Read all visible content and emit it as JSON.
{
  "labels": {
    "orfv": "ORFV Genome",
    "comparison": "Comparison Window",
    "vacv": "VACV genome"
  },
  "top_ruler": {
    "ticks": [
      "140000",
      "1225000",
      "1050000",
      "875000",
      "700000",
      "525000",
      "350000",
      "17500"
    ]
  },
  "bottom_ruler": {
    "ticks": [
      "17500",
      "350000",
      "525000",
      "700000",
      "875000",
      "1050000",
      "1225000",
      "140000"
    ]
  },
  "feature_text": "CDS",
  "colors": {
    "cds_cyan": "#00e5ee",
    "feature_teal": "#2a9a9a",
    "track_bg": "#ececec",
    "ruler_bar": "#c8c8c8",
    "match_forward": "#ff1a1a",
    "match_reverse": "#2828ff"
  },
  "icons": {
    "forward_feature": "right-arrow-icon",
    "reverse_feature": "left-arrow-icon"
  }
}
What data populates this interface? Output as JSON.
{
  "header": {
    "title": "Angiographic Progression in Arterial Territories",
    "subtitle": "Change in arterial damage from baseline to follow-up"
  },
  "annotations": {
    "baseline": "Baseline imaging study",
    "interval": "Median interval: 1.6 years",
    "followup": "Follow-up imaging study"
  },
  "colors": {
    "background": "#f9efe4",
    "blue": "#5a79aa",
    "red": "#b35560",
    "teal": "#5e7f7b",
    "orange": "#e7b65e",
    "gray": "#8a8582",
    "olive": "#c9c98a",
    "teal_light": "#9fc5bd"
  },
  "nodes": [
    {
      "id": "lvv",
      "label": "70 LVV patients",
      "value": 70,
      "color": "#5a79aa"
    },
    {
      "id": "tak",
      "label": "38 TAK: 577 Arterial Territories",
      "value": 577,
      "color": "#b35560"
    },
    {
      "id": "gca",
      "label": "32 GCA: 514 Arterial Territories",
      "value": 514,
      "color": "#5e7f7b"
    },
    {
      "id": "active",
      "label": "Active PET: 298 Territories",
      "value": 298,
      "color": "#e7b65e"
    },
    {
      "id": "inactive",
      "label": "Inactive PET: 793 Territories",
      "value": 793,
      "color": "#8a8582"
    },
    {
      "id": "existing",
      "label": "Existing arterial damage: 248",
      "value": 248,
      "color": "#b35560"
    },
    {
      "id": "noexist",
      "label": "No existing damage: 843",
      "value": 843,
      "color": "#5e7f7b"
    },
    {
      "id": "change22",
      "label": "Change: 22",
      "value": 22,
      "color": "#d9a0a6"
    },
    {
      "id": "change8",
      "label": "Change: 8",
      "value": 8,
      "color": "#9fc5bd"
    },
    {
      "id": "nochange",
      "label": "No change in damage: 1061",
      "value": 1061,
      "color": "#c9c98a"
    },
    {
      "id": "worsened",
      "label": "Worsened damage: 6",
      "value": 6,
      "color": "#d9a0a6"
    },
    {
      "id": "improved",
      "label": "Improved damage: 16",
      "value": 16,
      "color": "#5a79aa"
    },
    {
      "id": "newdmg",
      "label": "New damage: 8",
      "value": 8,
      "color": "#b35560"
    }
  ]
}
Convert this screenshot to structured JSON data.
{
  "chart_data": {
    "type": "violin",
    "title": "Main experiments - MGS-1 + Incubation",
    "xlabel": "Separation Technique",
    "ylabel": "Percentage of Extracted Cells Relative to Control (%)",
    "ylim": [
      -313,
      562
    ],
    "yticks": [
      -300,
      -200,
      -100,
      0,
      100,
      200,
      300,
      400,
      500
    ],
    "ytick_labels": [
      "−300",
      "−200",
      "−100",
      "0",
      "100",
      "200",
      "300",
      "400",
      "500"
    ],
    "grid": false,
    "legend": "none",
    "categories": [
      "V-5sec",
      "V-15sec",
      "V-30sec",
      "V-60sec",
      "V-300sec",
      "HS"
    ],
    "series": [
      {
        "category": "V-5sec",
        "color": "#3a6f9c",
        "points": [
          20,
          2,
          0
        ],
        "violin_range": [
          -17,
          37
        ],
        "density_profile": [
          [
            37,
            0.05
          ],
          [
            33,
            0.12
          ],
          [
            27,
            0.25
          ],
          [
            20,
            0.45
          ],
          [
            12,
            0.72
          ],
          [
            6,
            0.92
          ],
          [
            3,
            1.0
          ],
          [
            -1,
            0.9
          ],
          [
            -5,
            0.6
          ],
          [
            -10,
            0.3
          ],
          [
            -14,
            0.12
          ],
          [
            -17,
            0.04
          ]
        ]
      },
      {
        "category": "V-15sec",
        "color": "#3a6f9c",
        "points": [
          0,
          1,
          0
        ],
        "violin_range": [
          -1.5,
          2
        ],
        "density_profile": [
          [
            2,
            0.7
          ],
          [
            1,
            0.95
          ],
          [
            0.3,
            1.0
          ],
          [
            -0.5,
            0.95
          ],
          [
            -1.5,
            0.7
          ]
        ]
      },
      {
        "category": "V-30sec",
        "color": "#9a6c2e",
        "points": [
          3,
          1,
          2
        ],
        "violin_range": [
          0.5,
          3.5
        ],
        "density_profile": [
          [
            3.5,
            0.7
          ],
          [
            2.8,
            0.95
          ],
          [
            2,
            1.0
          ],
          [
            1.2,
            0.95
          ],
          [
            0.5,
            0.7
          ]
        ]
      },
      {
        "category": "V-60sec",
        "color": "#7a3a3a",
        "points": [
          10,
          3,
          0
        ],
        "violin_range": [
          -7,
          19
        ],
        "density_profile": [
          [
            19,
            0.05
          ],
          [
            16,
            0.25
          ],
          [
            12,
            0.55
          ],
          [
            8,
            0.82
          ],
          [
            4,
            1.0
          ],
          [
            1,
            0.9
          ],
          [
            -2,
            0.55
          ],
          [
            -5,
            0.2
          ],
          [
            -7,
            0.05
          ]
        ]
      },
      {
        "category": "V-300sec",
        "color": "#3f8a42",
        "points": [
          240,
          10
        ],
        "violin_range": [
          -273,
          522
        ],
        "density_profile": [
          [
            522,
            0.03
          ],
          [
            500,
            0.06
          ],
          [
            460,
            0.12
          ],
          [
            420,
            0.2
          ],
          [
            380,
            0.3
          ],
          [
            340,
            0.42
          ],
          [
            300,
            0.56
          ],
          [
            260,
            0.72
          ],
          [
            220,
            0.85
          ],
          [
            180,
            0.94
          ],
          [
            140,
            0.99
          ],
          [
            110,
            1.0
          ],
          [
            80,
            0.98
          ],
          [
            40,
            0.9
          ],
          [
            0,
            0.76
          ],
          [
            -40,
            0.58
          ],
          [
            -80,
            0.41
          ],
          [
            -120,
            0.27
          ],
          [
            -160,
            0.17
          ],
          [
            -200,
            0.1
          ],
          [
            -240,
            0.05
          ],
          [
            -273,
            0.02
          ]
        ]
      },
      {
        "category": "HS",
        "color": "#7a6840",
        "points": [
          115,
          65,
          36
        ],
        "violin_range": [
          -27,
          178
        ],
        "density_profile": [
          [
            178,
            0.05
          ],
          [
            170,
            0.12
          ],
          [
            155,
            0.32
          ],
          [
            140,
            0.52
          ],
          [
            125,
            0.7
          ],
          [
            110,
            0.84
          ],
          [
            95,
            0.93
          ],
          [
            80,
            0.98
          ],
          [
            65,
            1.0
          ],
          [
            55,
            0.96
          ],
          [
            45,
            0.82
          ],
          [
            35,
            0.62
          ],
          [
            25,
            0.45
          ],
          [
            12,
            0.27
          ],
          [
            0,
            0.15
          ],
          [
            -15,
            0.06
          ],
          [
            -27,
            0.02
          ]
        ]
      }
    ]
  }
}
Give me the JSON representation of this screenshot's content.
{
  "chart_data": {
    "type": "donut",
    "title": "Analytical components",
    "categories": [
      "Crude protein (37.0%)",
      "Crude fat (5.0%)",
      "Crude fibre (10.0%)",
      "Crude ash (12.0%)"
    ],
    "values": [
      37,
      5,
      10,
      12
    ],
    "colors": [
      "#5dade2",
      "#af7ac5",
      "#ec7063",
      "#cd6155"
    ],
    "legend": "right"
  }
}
*-*-*
▶ [What you should do]
Only lines with the word "right" are wanted; pull each of them from the records.

▶ [Answer box]
    "forward_feature": "right-arrow-icon",
    "legend": "right"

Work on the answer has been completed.